> [RECORDED INFORMATION]
---+---

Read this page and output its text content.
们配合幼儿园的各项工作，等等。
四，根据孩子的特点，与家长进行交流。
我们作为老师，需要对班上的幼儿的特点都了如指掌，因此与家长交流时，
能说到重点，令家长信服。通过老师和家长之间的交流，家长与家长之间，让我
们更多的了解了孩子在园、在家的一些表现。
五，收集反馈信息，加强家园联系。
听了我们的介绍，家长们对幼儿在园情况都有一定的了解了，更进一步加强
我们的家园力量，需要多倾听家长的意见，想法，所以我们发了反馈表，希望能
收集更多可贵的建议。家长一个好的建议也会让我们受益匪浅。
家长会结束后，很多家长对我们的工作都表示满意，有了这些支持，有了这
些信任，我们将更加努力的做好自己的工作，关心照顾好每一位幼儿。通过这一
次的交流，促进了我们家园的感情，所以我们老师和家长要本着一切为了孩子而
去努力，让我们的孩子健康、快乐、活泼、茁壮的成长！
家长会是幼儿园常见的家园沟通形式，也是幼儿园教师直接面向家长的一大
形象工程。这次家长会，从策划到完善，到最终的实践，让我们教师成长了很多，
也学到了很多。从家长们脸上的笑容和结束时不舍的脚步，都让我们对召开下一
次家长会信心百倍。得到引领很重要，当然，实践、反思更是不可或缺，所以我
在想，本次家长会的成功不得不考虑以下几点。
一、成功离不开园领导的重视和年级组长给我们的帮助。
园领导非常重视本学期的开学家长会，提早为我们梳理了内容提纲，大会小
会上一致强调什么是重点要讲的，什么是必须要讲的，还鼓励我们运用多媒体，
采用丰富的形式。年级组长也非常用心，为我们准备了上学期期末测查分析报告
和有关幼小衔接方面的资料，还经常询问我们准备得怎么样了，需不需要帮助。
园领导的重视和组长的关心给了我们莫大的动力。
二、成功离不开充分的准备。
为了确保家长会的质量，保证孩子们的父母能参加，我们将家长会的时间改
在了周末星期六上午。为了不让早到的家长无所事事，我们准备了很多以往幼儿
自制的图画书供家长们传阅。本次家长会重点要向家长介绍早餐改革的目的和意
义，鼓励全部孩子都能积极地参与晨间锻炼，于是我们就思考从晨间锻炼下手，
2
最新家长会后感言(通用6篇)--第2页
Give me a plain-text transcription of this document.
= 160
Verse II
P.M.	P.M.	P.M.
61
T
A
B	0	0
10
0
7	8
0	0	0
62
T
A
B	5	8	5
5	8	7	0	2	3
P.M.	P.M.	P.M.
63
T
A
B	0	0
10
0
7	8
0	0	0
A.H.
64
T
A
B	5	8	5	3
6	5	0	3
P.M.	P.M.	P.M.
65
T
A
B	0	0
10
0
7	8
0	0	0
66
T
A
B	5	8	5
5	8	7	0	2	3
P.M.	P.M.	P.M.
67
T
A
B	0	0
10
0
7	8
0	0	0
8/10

---+---

Locate the word "this" in the data above. Copy every line carrying it.

> [REPLY]
Read this page and output its text content.
Give me a plain-text transcription of this document.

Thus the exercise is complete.